» **RECORDS PROVIDED**
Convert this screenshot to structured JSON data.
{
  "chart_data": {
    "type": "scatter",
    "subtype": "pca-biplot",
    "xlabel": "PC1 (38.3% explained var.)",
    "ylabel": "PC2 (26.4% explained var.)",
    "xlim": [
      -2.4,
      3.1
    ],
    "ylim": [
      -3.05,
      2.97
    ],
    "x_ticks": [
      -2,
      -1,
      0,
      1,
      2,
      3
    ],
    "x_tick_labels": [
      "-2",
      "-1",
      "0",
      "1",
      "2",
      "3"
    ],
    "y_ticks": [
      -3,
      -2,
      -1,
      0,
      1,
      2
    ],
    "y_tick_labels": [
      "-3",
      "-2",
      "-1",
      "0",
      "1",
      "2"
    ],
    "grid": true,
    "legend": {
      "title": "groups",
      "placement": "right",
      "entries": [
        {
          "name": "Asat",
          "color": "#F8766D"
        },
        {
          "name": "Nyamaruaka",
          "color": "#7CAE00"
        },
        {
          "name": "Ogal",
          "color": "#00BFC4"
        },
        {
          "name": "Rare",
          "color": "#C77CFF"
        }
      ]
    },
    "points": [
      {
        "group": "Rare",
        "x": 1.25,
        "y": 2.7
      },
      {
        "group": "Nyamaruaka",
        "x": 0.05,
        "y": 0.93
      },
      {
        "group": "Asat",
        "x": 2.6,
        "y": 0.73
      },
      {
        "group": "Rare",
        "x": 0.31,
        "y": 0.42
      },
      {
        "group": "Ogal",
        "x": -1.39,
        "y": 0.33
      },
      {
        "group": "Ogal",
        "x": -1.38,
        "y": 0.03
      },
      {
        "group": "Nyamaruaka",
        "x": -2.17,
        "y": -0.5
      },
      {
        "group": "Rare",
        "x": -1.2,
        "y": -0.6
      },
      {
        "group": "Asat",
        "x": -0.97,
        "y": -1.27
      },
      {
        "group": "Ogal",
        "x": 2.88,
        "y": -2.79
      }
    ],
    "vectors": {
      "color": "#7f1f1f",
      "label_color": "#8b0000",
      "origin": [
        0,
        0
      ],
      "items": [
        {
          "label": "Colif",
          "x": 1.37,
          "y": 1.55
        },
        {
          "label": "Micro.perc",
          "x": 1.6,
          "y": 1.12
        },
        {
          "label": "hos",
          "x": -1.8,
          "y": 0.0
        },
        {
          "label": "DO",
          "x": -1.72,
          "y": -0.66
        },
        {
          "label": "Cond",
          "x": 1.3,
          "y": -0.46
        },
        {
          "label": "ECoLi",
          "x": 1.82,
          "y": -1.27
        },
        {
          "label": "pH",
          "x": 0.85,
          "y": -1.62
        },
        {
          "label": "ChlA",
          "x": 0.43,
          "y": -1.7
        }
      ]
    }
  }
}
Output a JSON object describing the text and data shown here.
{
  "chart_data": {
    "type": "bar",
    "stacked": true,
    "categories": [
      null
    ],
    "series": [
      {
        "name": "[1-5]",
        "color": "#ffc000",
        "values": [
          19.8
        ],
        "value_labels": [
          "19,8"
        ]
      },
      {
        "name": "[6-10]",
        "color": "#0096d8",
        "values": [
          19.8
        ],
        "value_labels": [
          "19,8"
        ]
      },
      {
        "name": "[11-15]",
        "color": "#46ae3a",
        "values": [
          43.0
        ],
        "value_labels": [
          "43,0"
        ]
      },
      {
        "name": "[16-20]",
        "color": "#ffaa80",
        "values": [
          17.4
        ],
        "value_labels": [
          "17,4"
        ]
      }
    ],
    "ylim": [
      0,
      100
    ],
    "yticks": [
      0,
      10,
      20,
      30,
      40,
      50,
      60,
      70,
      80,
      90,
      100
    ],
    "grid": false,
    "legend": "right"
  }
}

» **TO BE DONE**
Exactly as they are written, print the entries again.

» **EXERCISE SOLUTION**
Convert this screenshot to structured JSON data.
{
  "chart_data": {
    "type": "scatter",
    "subtype": "pca-biplot",
    "xlabel": "PC1 (38.3% explained var.)",
    "ylabel": "PC2 (26.4% explained var.)",
    "xlim": [
      -2.4,
      3.1
    ],
    "ylim": [
      -3.05,
      2.97
    ],
    "x_ticks": [
      -2,
      -1,
      0,
      1,
      2,
      3
    ],
    "x_tick_labels": [
      "-2",
      "-1",
      "0",
      "1",
      "2",
      "3"
    ],
    "y_ticks": [
      -3,
      -2,
      -1,
      0,
      1,
      2
    ],
    "y_tick_labels": [
      "-3",
      "-2",
      "-1",
      "0",
      "1",
      "2"
    ],
    "grid": true,
    "legend": {
      "title": "groups",
      "placement": "right",
      "entries": [
        {
          "name": "Asat",
          "color": "#F8766D"
        },
        {
          "name": "Nyamaruaka",
          "color": "#7CAE00"
        },
        {
          "name": "Ogal",
          "color": "#00BFC4"
        },
        {
          "name": "Rare",
          "color": "#C77CFF"
        }
      ]
    },
    "points": [
      {
        "group": "Rare",
        "x": 1.25,
        "y": 2.7
      },
      {
        "group": "Nyamaruaka",
        "x": 0.05,
        "y": 0.93
      },
      {
        "group": "Asat",
        "x": 2.6,
        "y": 0.73
      },
      {
        "group": "Rare",
        "x": 0.31,
        "y": 0.42
      },
      {
        "group": "Ogal",
        "x": -1.39,
        "y": 0.33
      },
      {
        "group": "Ogal",
        "x": -1.38,
        "y": 0.03
      },
      {
        "group": "Nyamaruaka",
        "x": -2.17,
        "y": -0.5
      },
      {
        "group": "Rare",
        "x": -1.2,
        "y": -0.6
      },
      {
        "group": "Asat",
        "x": -0.97,
        "y": -1.27
      },
      {
        "group": "Ogal",
        "x": 2.88,
        "y": -2.79
      }
    ],
    "vectors": {
      "color": "#7f1f1f",
      "label_color": "#8b0000",
      "origin": [
        0,
        0
      ],
      "items": [
        {
          "label": "Colif",
          "x": 1.37,
          "y": 1.55
        },
        {
          "label": "Micro.perc",
          "x": 1.6,
          "y": 1.12
        },
        {
          "label": "hos",
          "x": -1.8,
          "y": 0.0
        },
        {
          "label": "DO",
          "x": -1.72,
          "y": -0.66
        },
        {
          "label": "Cond",
          "x": 1.3,
          "y": -0.46
        },
        {
          "label": "ECoLi",
          "x": 1.82,
          "y": -1.27
        },
        {
          "label": "pH",
          "x": 0.85,
          "y": -1.62
        },
        {
          "label": "ChlA",
          "x": 0.43,
          "y": -1.7
        }
      ]
    }
  }
}
Output a JSON object describing the text and data shown here.
{
  "chart_data": {
    "type": "bar",
    "stacked": true,
    "categories": [
      null
    ],
    "series": [
      {
        "name": "[1-5]",
        "color": "#ffc000",
        "values": [
          19.8
        ],
        "value_labels": [
          "19,8"
        ]
      },
      {
        "name": "[6-10]",
        "color": "#0096d8",
        "values": [
          19.8
        ],
        "value_labels": [
          "19,8"
        ]
      },
      {
        "name": "[11-15]",
        "color": "#46ae3a",
        "values": [
          43.0
        ],
        "value_labels": [
          "43,0"
        ]
      },
      {
        "name": "[16-20]",
        "color": "#ffaa80",
        "values": [
          17.4
        ],
        "value_labels": [
          "17,4"
        ]
      }
    ],
    "ylim": [
      0,
      100
    ],
    "yticks": [
      0,
      10,
      20,
      30,
      40,
      50,
      60,
      70,
      80,
      90,
      100
    ],
    "grid": false,
    "legend": "right"
  }
}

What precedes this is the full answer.